■ Given problem
Copy out the listing below, swapping every "series-line" for "trend-line" and leaving everything else unchanged.

Spatial layout data
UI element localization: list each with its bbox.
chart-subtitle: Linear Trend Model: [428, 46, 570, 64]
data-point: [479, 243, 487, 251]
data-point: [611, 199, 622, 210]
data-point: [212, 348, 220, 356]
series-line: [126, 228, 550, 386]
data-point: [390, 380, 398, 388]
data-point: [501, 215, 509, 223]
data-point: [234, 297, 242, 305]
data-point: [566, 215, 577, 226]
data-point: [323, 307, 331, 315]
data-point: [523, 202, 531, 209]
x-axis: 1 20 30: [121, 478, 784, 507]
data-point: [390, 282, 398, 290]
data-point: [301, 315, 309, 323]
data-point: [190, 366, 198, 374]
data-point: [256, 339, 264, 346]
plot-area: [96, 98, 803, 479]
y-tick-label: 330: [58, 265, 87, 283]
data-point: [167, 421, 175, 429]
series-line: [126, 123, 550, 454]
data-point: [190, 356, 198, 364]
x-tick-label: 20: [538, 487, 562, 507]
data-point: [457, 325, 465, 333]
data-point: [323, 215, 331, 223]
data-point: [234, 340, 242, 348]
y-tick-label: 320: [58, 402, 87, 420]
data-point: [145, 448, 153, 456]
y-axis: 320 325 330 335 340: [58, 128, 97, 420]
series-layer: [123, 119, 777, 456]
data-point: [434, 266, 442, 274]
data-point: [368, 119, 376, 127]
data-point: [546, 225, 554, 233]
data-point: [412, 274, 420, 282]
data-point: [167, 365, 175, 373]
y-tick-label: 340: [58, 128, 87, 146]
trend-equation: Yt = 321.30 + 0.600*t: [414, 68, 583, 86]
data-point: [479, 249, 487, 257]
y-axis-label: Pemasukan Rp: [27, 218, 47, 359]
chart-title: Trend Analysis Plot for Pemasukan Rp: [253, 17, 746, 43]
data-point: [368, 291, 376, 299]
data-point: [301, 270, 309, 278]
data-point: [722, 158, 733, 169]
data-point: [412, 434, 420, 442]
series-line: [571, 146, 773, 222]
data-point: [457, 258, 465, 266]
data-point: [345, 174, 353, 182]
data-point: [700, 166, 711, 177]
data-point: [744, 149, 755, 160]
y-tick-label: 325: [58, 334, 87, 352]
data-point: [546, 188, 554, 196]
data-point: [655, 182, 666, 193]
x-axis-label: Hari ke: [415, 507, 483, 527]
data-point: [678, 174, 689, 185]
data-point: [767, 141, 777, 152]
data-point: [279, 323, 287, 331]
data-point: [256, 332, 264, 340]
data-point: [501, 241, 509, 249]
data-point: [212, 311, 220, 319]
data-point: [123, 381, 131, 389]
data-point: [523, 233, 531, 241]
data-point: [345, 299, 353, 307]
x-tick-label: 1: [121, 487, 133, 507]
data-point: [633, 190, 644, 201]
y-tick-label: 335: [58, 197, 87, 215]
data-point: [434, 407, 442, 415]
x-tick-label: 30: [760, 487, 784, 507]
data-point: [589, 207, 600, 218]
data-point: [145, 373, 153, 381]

■ Exercise answer
UI element localization: list each with its bbox.
chart-subtitle: Linear Trend Model: [428, 46, 570, 64]
data-point: [479, 243, 487, 251]
data-point: [611, 199, 622, 210]
data-point: [212, 348, 220, 356]
trend-line: [126, 228, 550, 386]
data-point: [390, 380, 398, 388]
data-point: [501, 215, 509, 223]
data-point: [234, 297, 242, 305]
data-point: [566, 215, 577, 226]
data-point: [323, 307, 331, 315]
data-point: [523, 202, 531, 209]
x-axis: 1 20 30: [121, 478, 784, 507]
data-point: [390, 282, 398, 290]
data-point: [301, 315, 309, 323]
data-point: [190, 366, 198, 374]
data-point: [256, 339, 264, 346]
plot-area: [96, 98, 803, 479]
y-tick-label: 330: [58, 265, 87, 283]
data-point: [167, 421, 175, 429]
trend-line: [126, 123, 550, 454]
data-point: [190, 356, 198, 364]
x-tick-label: 20: [538, 487, 562, 507]
data-point: [457, 325, 465, 333]
data-point: [323, 215, 331, 223]
data-point: [234, 340, 242, 348]
y-tick-label: 320: [58, 402, 87, 420]
data-point: [145, 448, 153, 456]
y-axis: 320 325 330 335 340: [58, 128, 97, 420]
series-layer: [123, 119, 777, 456]
data-point: [434, 266, 442, 274]
data-point: [368, 119, 376, 127]
data-point: [546, 225, 554, 233]
data-point: [412, 274, 420, 282]
data-point: [167, 365, 175, 373]
y-tick-label: 340: [58, 128, 87, 146]
trend-equation: Yt = 321.30 + 0.600*t: [414, 68, 583, 86]
data-point: [479, 249, 487, 257]
y-axis-label: Pemasukan Rp: [27, 218, 47, 359]
chart-title: Trend Analysis Plot for Pemasukan Rp: [253, 17, 746, 43]
data-point: [368, 291, 376, 299]
data-point: [301, 270, 309, 278]
data-point: [722, 158, 733, 169]
data-point: [412, 434, 420, 442]
trend-line: [571, 146, 773, 222]
data-point: [457, 258, 465, 266]
data-point: [345, 174, 353, 182]
data-point: [700, 166, 711, 177]
data-point: [744, 149, 755, 160]
y-tick-label: 325: [58, 334, 87, 352]
data-point: [546, 188, 554, 196]
data-point: [655, 182, 666, 193]
x-axis-label: Hari ke: [415, 507, 483, 527]
data-point: [678, 174, 689, 185]
data-point: [767, 141, 777, 152]
data-point: [279, 323, 287, 331]
data-point: [256, 332, 264, 340]
data-point: [501, 241, 509, 249]
data-point: [212, 311, 220, 319]
data-point: [123, 381, 131, 389]
data-point: [523, 233, 531, 241]
data-point: [345, 299, 353, 307]
x-tick-label: 1: [121, 487, 133, 507]
data-point: [633, 190, 644, 201]
y-tick-label: 335: [58, 197, 87, 215]
data-point: [434, 407, 442, 415]
x-tick-label: 30: [760, 487, 784, 507]
data-point: [589, 207, 600, 218]
data-point: [145, 373, 153, 381]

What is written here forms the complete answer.